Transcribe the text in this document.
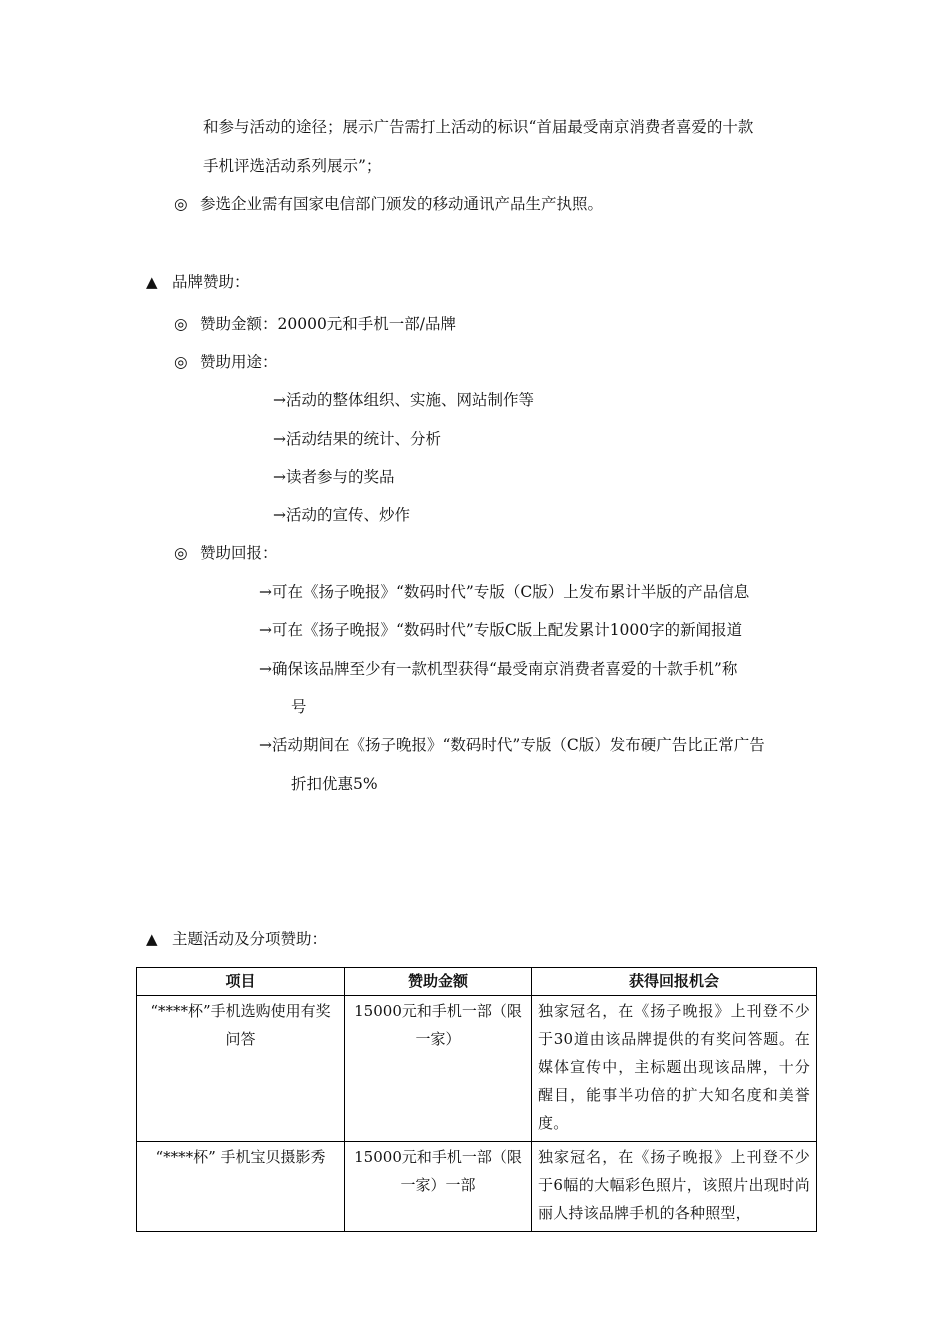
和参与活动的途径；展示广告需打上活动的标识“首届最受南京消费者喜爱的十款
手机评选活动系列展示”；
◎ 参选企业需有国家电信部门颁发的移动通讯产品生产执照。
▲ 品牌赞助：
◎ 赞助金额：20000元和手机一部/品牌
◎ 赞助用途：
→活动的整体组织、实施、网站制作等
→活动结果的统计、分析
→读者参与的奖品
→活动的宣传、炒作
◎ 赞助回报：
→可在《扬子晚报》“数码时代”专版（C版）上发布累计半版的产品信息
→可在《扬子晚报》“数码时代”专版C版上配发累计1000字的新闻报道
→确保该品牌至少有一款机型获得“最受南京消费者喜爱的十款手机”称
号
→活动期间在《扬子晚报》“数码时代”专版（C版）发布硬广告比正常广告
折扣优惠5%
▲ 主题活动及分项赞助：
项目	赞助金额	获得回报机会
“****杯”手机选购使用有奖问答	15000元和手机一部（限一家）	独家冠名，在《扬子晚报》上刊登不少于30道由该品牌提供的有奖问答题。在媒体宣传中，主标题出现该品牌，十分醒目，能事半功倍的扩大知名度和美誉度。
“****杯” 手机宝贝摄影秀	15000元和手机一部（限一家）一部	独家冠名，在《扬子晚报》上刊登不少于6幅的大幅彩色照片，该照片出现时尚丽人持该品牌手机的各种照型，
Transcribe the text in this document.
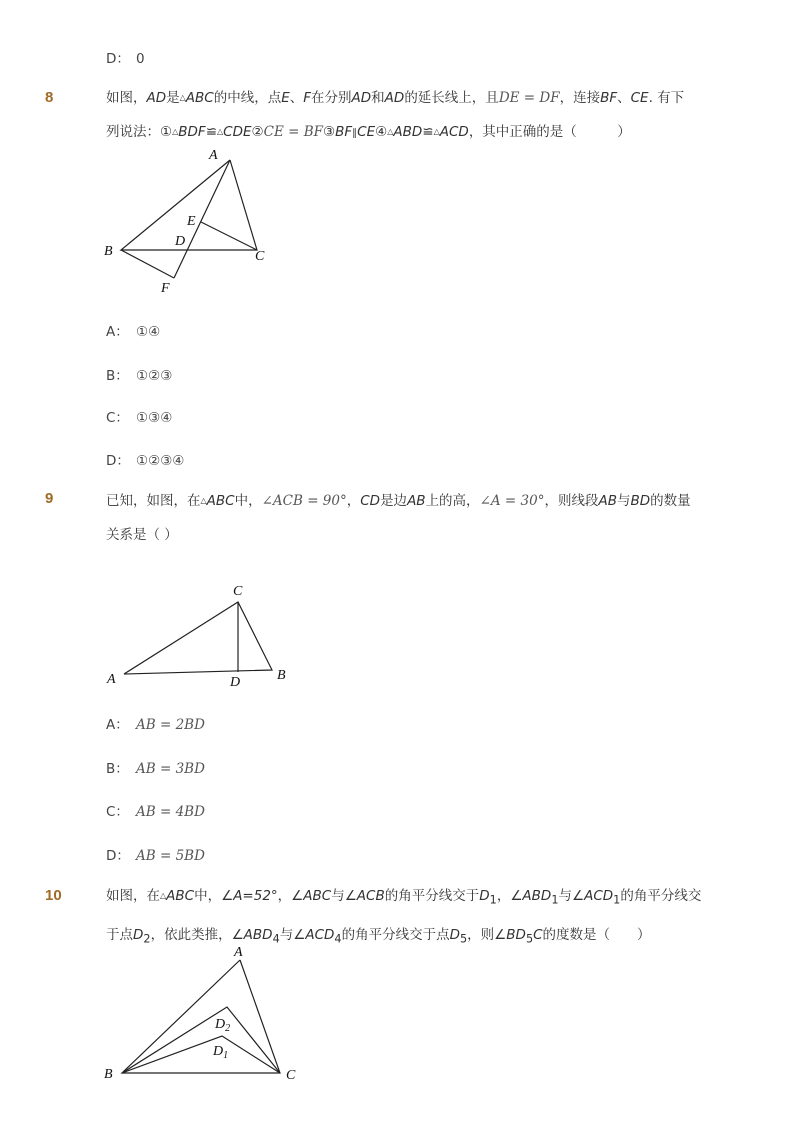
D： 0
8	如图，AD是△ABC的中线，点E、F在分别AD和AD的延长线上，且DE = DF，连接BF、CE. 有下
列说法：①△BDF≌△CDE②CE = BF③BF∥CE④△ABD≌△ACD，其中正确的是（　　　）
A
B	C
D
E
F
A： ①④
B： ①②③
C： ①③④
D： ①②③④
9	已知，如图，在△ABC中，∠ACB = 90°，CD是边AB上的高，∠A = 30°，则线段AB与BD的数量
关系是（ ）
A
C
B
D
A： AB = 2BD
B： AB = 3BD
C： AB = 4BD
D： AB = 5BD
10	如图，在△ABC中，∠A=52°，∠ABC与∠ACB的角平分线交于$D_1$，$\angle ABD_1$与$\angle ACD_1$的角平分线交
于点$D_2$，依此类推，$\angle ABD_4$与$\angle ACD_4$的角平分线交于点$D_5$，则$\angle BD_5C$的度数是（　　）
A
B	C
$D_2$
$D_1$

Exercise prompt
Copy each line exactly, and leave the pictures out of your copy.

Solution to the problem
Transcribe the text in this document.
和参与活动的途径；展示广告需打上活动的标识“首届最受南京消费者喜爱的十款
手机评选活动系列展示”；
◎ 参选企业需有国家电信部门颁发的移动通讯产品生产执照。
▲ 品牌赞助：
◎ 赞助金额：20000元和手机一部/品牌
◎ 赞助用途：
→活动的整体组织、实施、网站制作等
→活动结果的统计、分析
→读者参与的奖品
→活动的宣传、炒作
◎ 赞助回报：
→可在《扬子晚报》“数码时代”专版（C版）上发布累计半版的产品信息
→可在《扬子晚报》“数码时代”专版C版上配发累计1000字的新闻报道
→确保该品牌至少有一款机型获得“最受南京消费者喜爱的十款手机”称
号
→活动期间在《扬子晚报》“数码时代”专版（C版）发布硬广告比正常广告
折扣优惠5%
▲ 主题活动及分项赞助：
项目	赞助金额	获得回报机会
“****杯”手机选购使用有奖问答	15000元和手机一部（限一家）	独家冠名，在《扬子晚报》上刊登不少于30道由该品牌提供的有奖问答题。在媒体宣传中，主标题出现该品牌，十分醒目，能事半功倍的扩大知名度和美誉度。
“****杯” 手机宝贝摄影秀	15000元和手机一部（限一家）一部	独家冠名，在《扬子晚报》上刊登不少于6幅的大幅彩色照片，该照片出现时尚丽人持该品牌手机的各种照型，
Transcribe the text in this document.
D： 0
8	如图，AD是△ABC的中线，点E、F在分别AD和AD的延长线上，且DE = DF，连接BF、CE. 有下
列说法：①△BDF≌△CDE②CE = BF③BF∥CE④△ABD≌△ACD，其中正确的是（　　　）
A
B	C
D
E
F
A： ①④
B： ①②③
C： ①③④
D： ①②③④
9	已知，如图，在△ABC中，∠ACB = 90°，CD是边AB上的高，∠A = 30°，则线段AB与BD的数量
关系是（ ）
A
C
B
D
A： AB = 2BD
B： AB = 3BD
C： AB = 4BD
D： AB = 5BD
10	如图，在△ABC中，∠A=52°，∠ABC与∠ACB的角平分线交于$D_1$，$\angle ABD_1$与$\angle ACD_1$的角平分线交
于点$D_2$，依此类推，$\angle ABD_4$与$\angle ACD_4$的角平分线交于点$D_5$，则$\angle BD_5C$的度数是（　　）
A
B	C
$D_2$
$D_1$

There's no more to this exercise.